WHAT THE TASK ASKS:
Transcribe the records that follow, preserving every word.

DATASET ENTRIES:

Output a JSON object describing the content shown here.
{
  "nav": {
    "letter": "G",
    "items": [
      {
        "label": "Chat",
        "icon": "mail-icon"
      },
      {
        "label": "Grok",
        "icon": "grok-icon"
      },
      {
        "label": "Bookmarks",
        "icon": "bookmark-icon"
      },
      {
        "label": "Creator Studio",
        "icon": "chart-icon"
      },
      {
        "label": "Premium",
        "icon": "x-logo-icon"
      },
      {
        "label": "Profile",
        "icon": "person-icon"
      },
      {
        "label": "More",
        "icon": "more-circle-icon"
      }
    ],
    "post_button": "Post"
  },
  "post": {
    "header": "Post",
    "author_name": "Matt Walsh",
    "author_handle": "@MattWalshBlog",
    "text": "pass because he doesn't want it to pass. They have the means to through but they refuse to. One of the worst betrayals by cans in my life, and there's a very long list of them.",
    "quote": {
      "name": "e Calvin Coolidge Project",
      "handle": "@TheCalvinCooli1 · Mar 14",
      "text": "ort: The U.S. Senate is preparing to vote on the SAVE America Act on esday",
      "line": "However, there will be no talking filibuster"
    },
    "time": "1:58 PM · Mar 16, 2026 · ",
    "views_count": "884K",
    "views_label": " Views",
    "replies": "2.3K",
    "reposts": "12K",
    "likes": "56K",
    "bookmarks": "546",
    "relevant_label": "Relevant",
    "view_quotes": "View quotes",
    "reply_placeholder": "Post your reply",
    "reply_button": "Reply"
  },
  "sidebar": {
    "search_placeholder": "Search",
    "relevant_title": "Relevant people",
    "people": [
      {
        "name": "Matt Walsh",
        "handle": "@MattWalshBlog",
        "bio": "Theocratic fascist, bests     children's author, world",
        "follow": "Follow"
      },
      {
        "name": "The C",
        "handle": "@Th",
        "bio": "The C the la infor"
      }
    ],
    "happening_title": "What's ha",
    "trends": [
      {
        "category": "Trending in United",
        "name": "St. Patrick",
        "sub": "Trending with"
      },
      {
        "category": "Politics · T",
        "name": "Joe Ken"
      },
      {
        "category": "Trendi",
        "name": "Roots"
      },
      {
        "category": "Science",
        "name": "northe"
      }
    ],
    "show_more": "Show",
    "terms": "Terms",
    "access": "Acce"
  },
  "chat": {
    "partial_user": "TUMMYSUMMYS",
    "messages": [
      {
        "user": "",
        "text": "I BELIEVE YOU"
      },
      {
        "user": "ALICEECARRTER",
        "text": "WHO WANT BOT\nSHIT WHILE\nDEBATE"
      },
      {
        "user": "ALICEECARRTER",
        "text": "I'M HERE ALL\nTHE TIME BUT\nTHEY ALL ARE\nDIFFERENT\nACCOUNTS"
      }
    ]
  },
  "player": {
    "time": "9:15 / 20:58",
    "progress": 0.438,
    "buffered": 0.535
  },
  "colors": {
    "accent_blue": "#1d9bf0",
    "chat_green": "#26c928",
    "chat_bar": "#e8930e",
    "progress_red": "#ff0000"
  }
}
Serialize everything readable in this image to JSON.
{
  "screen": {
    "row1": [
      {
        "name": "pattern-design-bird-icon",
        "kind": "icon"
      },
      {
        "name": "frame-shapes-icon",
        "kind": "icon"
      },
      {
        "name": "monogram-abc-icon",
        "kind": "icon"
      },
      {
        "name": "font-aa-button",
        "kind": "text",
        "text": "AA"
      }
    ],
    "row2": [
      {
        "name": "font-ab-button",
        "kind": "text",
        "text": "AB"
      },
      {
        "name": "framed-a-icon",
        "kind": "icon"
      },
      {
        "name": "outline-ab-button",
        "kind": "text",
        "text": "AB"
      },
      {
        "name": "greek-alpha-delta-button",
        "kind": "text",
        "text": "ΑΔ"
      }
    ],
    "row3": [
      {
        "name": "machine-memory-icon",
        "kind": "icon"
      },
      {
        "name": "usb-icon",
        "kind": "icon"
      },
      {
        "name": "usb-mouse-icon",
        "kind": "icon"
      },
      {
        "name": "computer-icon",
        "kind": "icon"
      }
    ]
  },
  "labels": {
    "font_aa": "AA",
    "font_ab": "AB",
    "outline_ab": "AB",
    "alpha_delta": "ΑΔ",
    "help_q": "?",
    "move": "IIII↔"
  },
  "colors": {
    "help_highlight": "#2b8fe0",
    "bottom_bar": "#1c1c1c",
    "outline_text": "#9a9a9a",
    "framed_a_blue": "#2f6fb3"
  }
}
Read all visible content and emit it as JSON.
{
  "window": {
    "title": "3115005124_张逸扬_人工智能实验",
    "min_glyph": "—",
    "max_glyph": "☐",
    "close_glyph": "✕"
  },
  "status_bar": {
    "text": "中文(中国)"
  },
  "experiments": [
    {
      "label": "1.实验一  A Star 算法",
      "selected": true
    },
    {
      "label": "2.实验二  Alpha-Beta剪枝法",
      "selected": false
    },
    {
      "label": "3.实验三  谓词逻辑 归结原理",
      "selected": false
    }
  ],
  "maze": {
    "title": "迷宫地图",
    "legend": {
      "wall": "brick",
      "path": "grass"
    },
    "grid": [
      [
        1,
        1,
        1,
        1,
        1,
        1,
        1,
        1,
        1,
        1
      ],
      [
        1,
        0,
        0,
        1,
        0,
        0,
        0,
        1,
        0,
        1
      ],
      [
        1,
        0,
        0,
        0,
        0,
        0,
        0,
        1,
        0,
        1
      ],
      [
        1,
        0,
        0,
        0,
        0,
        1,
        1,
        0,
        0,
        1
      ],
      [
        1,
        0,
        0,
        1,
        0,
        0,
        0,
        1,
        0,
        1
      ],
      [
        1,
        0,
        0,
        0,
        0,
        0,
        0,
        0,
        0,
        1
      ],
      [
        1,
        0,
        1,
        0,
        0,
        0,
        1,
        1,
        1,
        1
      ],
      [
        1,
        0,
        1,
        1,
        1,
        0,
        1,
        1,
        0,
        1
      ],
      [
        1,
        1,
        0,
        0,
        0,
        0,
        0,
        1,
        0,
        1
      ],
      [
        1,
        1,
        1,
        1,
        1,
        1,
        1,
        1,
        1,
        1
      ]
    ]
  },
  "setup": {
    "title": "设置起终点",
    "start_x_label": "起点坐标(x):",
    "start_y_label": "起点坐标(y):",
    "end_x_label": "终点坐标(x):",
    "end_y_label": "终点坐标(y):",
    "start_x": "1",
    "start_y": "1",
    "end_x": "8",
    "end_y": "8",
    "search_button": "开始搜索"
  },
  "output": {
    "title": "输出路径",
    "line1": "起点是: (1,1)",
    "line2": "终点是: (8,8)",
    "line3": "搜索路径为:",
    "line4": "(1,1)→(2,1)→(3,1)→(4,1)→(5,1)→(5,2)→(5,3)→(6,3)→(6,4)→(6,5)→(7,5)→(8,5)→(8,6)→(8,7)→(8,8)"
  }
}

COMPLETE OUTPUT:
Output a JSON object describing the content shown here.
{
  "nav": {
    "letter": "G",
    "items": [
      {
        "label": "Chat",
        "icon": "mail-icon"
      },
      {
        "label": "Grok",
        "icon": "grok-icon"
      },
      {
        "label": "Bookmarks",
        "icon": "bookmark-icon"
      },
      {
        "label": "Creator Studio",
        "icon": "chart-icon"
      },
      {
        "label": "Premium",
        "icon": "x-logo-icon"
      },
      {
        "label": "Profile",
        "icon": "person-icon"
      },
      {
        "label": "More",
        "icon": "more-circle-icon"
      }
    ],
    "post_button": "Post"
  },
  "post": {
    "header": "Post",
    "author_name": "Matt Walsh",
    "author_handle": "@MattWalshBlog",
    "text": "pass because he doesn't want it to pass. They have the means to through but they refuse to. One of the worst betrayals by cans in my life, and there's a very long list of them.",
    "quote": {
      "name": "e Calvin Coolidge Project",
      "handle": "@TheCalvinCooli1 · Mar 14",
      "text": "ort: The U.S. Senate is preparing to vote on the SAVE America Act on esday",
      "line": "However, there will be no talking filibuster"
    },
    "time": "1:58 PM · Mar 16, 2026 · ",
    "views_count": "884K",
    "views_label": " Views",
    "replies": "2.3K",
    "reposts": "12K",
    "likes": "56K",
    "bookmarks": "546",
    "relevant_label": "Relevant",
    "view_quotes": "View quotes",
    "reply_placeholder": "Post your reply",
    "reply_button": "Reply"
  },
  "sidebar": {
    "search_placeholder": "Search",
    "relevant_title": "Relevant people",
    "people": [
      {
        "name": "Matt Walsh",
        "handle": "@MattWalshBlog",
        "bio": "Theocratic fascist, bests     children's author, world",
        "follow": "Follow"
      },
      {
        "name": "The C",
        "handle": "@Th",
        "bio": "The C the la infor"
      }
    ],
    "happening_title": "What's ha",
    "trends": [
      {
        "category": "Trending in United",
        "name": "St. Patrick",
        "sub": "Trending with"
      },
      {
        "category": "Politics · T",
        "name": "Joe Ken"
      },
      {
        "category": "Trendi",
        "name": "Roots"
      },
      {
        "category": "Science",
        "name": "northe"
      }
    ],
    "show_more": "Show",
    "terms": "Terms",
    "access": "Acce"
  },
  "chat": {
    "partial_user": "TUMMYSUMMYS",
    "messages": [
      {
        "user": "",
        "text": "I BELIEVE YOU"
      },
      {
        "user": "ALICEECARRTER",
        "text": "WHO WANT BOT\nSHIT WHILE\nDEBATE"
      },
      {
        "user": "ALICEECARRTER",
        "text": "I'M HERE ALL\nTHE TIME BUT\nTHEY ALL ARE\nDIFFERENT\nACCOUNTS"
      }
    ]
  },
  "player": {
    "time": "9:15 / 20:58",
    "progress": 0.438,
    "buffered": 0.535
  },
  "colors": {
    "accent_blue": "#1d9bf0",
    "chat_green": "#26c928",
    "chat_bar": "#e8930e",
    "progress_red": "#ff0000"
  }
}
Serialize everything readable in this image to JSON.
{
  "screen": {
    "row1": [
      {
        "name": "pattern-design-bird-icon",
        "kind": "icon"
      },
      {
        "name": "frame-shapes-icon",
        "kind": "icon"
      },
      {
        "name": "monogram-abc-icon",
        "kind": "icon"
      },
      {
        "name": "font-aa-button",
        "kind": "text",
        "text": "AA"
      }
    ],
    "row2": [
      {
        "name": "font-ab-button",
        "kind": "text",
        "text": "AB"
      },
      {
        "name": "framed-a-icon",
        "kind": "icon"
      },
      {
        "name": "outline-ab-button",
        "kind": "text",
        "text": "AB"
      },
      {
        "name": "greek-alpha-delta-button",
        "kind": "text",
        "text": "ΑΔ"
      }
    ],
    "row3": [
      {
        "name": "machine-memory-icon",
        "kind": "icon"
      },
      {
        "name": "usb-icon",
        "kind": "icon"
      },
      {
        "name": "usb-mouse-icon",
        "kind": "icon"
      },
      {
        "name": "computer-icon",
        "kind": "icon"
      }
    ]
  },
  "labels": {
    "font_aa": "AA",
    "font_ab": "AB",
    "outline_ab": "AB",
    "alpha_delta": "ΑΔ",
    "help_q": "?",
    "move": "IIII↔"
  },
  "colors": {
    "help_highlight": "#2b8fe0",
    "bottom_bar": "#1c1c1c",
    "outline_text": "#9a9a9a",
    "framed_a_blue": "#2f6fb3"
  }
}
Read all visible content and emit it as JSON.
{
  "window": {
    "title": "3115005124_张逸扬_人工智能实验",
    "min_glyph": "—",
    "max_glyph": "☐",
    "close_glyph": "✕"
  },
  "status_bar": {
    "text": "中文(中国)"
  },
  "experiments": [
    {
      "label": "1.实验一  A Star 算法",
      "selected": true
    },
    {
      "label": "2.实验二  Alpha-Beta剪枝法",
      "selected": false
    },
    {
      "label": "3.实验三  谓词逻辑 归结原理",
      "selected": false
    }
  ],
  "maze": {
    "title": "迷宫地图",
    "legend": {
      "wall": "brick",
      "path": "grass"
    },
    "grid": [
      [
        1,
        1,
        1,
        1,
        1,
        1,
        1,
        1,
        1,
        1
      ],
      [
        1,
        0,
        0,
        1,
        0,
        0,
        0,
        1,
        0,
        1
      ],
      [
        1,
        0,
        0,
        0,
        0,
        0,
        0,
        1,
        0,
        1
      ],
      [
        1,
        0,
        0,
        0,
        0,
        1,
        1,
        0,
        0,
        1
      ],
      [
        1,
        0,
        0,
        1,
        0,
        0,
        0,
        1,
        0,
        1
      ],
      [
        1,
        0,
        0,
        0,
        0,
        0,
        0,
        0,
        0,
        1
      ],
      [
        1,
        0,
        1,
        0,
        0,
        0,
        1,
        1,
        1,
        1
      ],
      [
        1,
        0,
        1,
        1,
        1,
        0,
        1,
        1,
        0,
        1
      ],
      [
        1,
        1,
        0,
        0,
        0,
        0,
        0,
        1,
        0,
        1
      ],
      [
        1,
        1,
        1,
        1,
        1,
        1,
        1,
        1,
        1,
        1
      ]
    ]
  },
  "setup": {
    "title": "设置起终点",
    "start_x_label": "起点坐标(x):",
    "start_y_label": "起点坐标(y):",
    "end_x_label": "终点坐标(x):",
    "end_y_label": "终点坐标(y):",
    "start_x": "1",
    "start_y": "1",
    "end_x": "8",
    "end_y": "8",
    "search_button": "开始搜索"
  },
  "output": {
    "title": "输出路径",
    "line1": "起点是: (1,1)",
    "line2": "终点是: (8,8)",
    "line3": "搜索路径为:",
    "line4": "(1,1)→(2,1)→(3,1)→(4,1)→(5,1)→(5,2)→(5,3)→(6,3)→(6,4)→(6,5)→(7,5)→(8,5)→(8,6)→(8,7)→(8,8)"
  }
}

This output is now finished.